[STATED PROBLEM] Copy out the listing exactly.

[Data listing]
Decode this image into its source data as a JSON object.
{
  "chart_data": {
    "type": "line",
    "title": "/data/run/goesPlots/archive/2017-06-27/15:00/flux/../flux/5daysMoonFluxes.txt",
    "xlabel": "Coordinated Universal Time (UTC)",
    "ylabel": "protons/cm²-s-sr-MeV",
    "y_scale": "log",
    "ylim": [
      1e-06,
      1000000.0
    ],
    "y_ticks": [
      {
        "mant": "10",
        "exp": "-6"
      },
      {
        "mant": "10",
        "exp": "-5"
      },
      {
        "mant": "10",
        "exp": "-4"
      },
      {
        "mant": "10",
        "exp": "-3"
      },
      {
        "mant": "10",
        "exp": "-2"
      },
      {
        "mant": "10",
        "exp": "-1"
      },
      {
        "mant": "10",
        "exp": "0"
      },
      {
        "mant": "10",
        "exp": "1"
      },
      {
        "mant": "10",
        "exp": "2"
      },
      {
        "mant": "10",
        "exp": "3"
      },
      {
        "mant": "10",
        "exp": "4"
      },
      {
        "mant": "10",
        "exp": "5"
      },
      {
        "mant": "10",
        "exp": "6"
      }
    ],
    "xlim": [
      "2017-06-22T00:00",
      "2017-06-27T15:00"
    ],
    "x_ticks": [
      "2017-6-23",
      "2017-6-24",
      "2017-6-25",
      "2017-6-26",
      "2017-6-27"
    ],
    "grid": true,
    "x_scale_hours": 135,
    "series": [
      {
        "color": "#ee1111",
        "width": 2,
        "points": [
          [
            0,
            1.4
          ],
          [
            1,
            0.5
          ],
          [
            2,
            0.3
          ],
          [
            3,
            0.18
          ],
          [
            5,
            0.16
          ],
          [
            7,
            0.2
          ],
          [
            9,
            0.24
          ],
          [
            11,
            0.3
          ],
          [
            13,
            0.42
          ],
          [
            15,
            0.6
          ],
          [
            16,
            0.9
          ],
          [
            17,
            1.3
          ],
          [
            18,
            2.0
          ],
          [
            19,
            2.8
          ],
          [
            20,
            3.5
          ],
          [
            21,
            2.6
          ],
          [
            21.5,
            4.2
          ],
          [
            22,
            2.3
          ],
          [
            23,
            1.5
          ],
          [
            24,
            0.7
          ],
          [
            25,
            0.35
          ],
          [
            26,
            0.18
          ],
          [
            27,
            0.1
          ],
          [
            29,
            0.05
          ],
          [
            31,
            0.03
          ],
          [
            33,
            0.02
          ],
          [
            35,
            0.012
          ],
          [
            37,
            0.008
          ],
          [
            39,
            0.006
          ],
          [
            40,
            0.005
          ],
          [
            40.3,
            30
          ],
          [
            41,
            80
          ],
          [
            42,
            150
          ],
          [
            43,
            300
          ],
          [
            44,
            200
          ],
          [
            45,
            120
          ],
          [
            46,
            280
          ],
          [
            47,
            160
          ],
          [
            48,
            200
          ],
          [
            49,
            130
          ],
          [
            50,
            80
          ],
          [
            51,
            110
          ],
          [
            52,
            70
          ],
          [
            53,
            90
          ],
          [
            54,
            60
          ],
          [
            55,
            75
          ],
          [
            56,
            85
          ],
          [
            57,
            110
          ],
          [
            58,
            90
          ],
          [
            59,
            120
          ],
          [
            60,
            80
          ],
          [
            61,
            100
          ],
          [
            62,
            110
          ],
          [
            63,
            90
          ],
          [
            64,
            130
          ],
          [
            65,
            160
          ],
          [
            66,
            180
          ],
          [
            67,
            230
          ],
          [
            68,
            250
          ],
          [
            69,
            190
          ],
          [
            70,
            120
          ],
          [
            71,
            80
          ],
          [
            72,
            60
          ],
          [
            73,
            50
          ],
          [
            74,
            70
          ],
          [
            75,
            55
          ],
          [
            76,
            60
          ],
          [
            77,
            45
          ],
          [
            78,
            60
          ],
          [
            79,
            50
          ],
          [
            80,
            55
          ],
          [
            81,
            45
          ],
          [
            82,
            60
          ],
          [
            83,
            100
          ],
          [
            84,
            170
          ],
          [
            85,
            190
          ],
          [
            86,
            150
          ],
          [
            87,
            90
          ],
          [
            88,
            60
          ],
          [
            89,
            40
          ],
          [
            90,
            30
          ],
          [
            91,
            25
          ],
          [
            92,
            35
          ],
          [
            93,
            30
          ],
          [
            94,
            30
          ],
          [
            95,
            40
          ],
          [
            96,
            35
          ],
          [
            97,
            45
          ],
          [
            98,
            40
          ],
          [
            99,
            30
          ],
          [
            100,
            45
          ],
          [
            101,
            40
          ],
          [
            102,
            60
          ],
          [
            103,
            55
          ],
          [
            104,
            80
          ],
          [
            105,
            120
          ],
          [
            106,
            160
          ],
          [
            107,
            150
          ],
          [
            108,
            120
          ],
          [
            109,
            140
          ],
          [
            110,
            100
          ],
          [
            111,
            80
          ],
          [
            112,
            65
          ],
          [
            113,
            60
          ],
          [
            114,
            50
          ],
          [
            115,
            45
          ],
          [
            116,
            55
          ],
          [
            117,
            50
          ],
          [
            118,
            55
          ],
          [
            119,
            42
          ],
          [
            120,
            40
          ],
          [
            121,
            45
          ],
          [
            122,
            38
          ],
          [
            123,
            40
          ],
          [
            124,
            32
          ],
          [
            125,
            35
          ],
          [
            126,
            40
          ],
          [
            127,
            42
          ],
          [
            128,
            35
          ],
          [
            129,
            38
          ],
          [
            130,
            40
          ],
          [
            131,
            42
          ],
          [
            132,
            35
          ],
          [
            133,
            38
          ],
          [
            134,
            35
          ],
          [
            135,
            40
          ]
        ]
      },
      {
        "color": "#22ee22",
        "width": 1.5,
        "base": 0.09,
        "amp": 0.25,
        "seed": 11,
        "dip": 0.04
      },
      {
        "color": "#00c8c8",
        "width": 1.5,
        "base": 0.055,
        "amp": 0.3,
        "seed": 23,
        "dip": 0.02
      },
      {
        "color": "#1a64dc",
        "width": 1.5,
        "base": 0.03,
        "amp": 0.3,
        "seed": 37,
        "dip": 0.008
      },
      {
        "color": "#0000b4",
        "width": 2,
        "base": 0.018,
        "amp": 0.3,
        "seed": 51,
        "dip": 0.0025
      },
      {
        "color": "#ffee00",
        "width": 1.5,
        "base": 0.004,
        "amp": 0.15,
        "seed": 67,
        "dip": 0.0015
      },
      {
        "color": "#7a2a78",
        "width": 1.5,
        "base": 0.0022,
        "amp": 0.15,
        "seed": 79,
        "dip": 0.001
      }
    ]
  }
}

[FULL RESPONSE]
Decode this image into its source data as a JSON object.
{
  "chart_data": {
    "type": "line",
    "title": "/data/run/goesPlots/archive/2017-06-27/15:00/flux/../flux/5daysMoonFluxes.txt",
    "xlabel": "Coordinated Universal Time (UTC)",
    "ylabel": "protons/cm²-s-sr-MeV",
    "y_scale": "log",
    "ylim": [
      1e-06,
      1000000.0
    ],
    "y_ticks": [
      {
        "mant": "10",
        "exp": "-6"
      },
      {
        "mant": "10",
        "exp": "-5"
      },
      {
        "mant": "10",
        "exp": "-4"
      },
      {
        "mant": "10",
        "exp": "-3"
      },
      {
        "mant": "10",
        "exp": "-2"
      },
      {
        "mant": "10",
        "exp": "-1"
      },
      {
        "mant": "10",
        "exp": "0"
      },
      {
        "mant": "10",
        "exp": "1"
      },
      {
        "mant": "10",
        "exp": "2"
      },
      {
        "mant": "10",
        "exp": "3"
      },
      {
        "mant": "10",
        "exp": "4"
      },
      {
        "mant": "10",
        "exp": "5"
      },
      {
        "mant": "10",
        "exp": "6"
      }
    ],
    "xlim": [
      "2017-06-22T00:00",
      "2017-06-27T15:00"
    ],
    "x_ticks": [
      "2017-6-23",
      "2017-6-24",
      "2017-6-25",
      "2017-6-26",
      "2017-6-27"
    ],
    "grid": true,
    "x_scale_hours": 135,
    "series": [
      {
        "color": "#ee1111",
        "width": 2,
        "points": [
          [
            0,
            1.4
          ],
          [
            1,
            0.5
          ],
          [
            2,
            0.3
          ],
          [
            3,
            0.18
          ],
          [
            5,
            0.16
          ],
          [
            7,
            0.2
          ],
          [
            9,
            0.24
          ],
          [
            11,
            0.3
          ],
          [
            13,
            0.42
          ],
          [
            15,
            0.6
          ],
          [
            16,
            0.9
          ],
          [
            17,
            1.3
          ],
          [
            18,
            2.0
          ],
          [
            19,
            2.8
          ],
          [
            20,
            3.5
          ],
          [
            21,
            2.6
          ],
          [
            21.5,
            4.2
          ],
          [
            22,
            2.3
          ],
          [
            23,
            1.5
          ],
          [
            24,
            0.7
          ],
          [
            25,
            0.35
          ],
          [
            26,
            0.18
          ],
          [
            27,
            0.1
          ],
          [
            29,
            0.05
          ],
          [
            31,
            0.03
          ],
          [
            33,
            0.02
          ],
          [
            35,
            0.012
          ],
          [
            37,
            0.008
          ],
          [
            39,
            0.006
          ],
          [
            40,
            0.005
          ],
          [
            40.3,
            30
          ],
          [
            41,
            80
          ],
          [
            42,
            150
          ],
          [
            43,
            300
          ],
          [
            44,
            200
          ],
          [
            45,
            120
          ],
          [
            46,
            280
          ],
          [
            47,
            160
          ],
          [
            48,
            200
          ],
          [
            49,
            130
          ],
          [
            50,
            80
          ],
          [
            51,
            110
          ],
          [
            52,
            70
          ],
          [
            53,
            90
          ],
          [
            54,
            60
          ],
          [
            55,
            75
          ],
          [
            56,
            85
          ],
          [
            57,
            110
          ],
          [
            58,
            90
          ],
          [
            59,
            120
          ],
          [
            60,
            80
          ],
          [
            61,
            100
          ],
          [
            62,
            110
          ],
          [
            63,
            90
          ],
          [
            64,
            130
          ],
          [
            65,
            160
          ],
          [
            66,
            180
          ],
          [
            67,
            230
          ],
          [
            68,
            250
          ],
          [
            69,
            190
          ],
          [
            70,
            120
          ],
          [
            71,
            80
          ],
          [
            72,
            60
          ],
          [
            73,
            50
          ],
          [
            74,
            70
          ],
          [
            75,
            55
          ],
          [
            76,
            60
          ],
          [
            77,
            45
          ],
          [
            78,
            60
          ],
          [
            79,
            50
          ],
          [
            80,
            55
          ],
          [
            81,
            45
          ],
          [
            82,
            60
          ],
          [
            83,
            100
          ],
          [
            84,
            170
          ],
          [
            85,
            190
          ],
          [
            86,
            150
          ],
          [
            87,
            90
          ],
          [
            88,
            60
          ],
          [
            89,
            40
          ],
          [
            90,
            30
          ],
          [
            91,
            25
          ],
          [
            92,
            35
          ],
          [
            93,
            30
          ],
          [
            94,
            30
          ],
          [
            95,
            40
          ],
          [
            96,
            35
          ],
          [
            97,
            45
          ],
          [
            98,
            40
          ],
          [
            99,
            30
          ],
          [
            100,
            45
          ],
          [
            101,
            40
          ],
          [
            102,
            60
          ],
          [
            103,
            55
          ],
          [
            104,
            80
          ],
          [
            105,
            120
          ],
          [
            106,
            160
          ],
          [
            107,
            150
          ],
          [
            108,
            120
          ],
          [
            109,
            140
          ],
          [
            110,
            100
          ],
          [
            111,
            80
          ],
          [
            112,
            65
          ],
          [
            113,
            60
          ],
          [
            114,
            50
          ],
          [
            115,
            45
          ],
          [
            116,
            55
          ],
          [
            117,
            50
          ],
          [
            118,
            55
          ],
          [
            119,
            42
          ],
          [
            120,
            40
          ],
          [
            121,
            45
          ],
          [
            122,
            38
          ],
          [
            123,
            40
          ],
          [
            124,
            32
          ],
          [
            125,
            35
          ],
          [
            126,
            40
          ],
          [
            127,
            42
          ],
          [
            128,
            35
          ],
          [
            129,
            38
          ],
          [
            130,
            40
          ],
          [
            131,
            42
          ],
          [
            132,
            35
          ],
          [
            133,
            38
          ],
          [
            134,
            35
          ],
          [
            135,
            40
          ]
        ]
      },
      {
        "color": "#22ee22",
        "width": 1.5,
        "base": 0.09,
        "amp": 0.25,
        "seed": 11,
        "dip": 0.04
      },
      {
        "color": "#00c8c8",
        "width": 1.5,
        "base": 0.055,
        "amp": 0.3,
        "seed": 23,
        "dip": 0.02
      },
      {
        "color": "#1a64dc",
        "width": 1.5,
        "base": 0.03,
        "amp": 0.3,
        "seed": 37,
        "dip": 0.008
      },
      {
        "color": "#0000b4",
        "width": 2,
        "base": 0.018,
        "amp": 0.3,
        "seed": 51,
        "dip": 0.0025
      },
      {
        "color": "#ffee00",
        "width": 1.5,
        "base": 0.004,
        "amp": 0.15,
        "seed": 67,
        "dip": 0.0015
      },
      {
        "color": "#7a2a78",
        "width": 1.5,
        "base": 0.0022,
        "amp": 0.15,
        "seed": 79,
        "dip": 0.001
      }
    ]
  }
}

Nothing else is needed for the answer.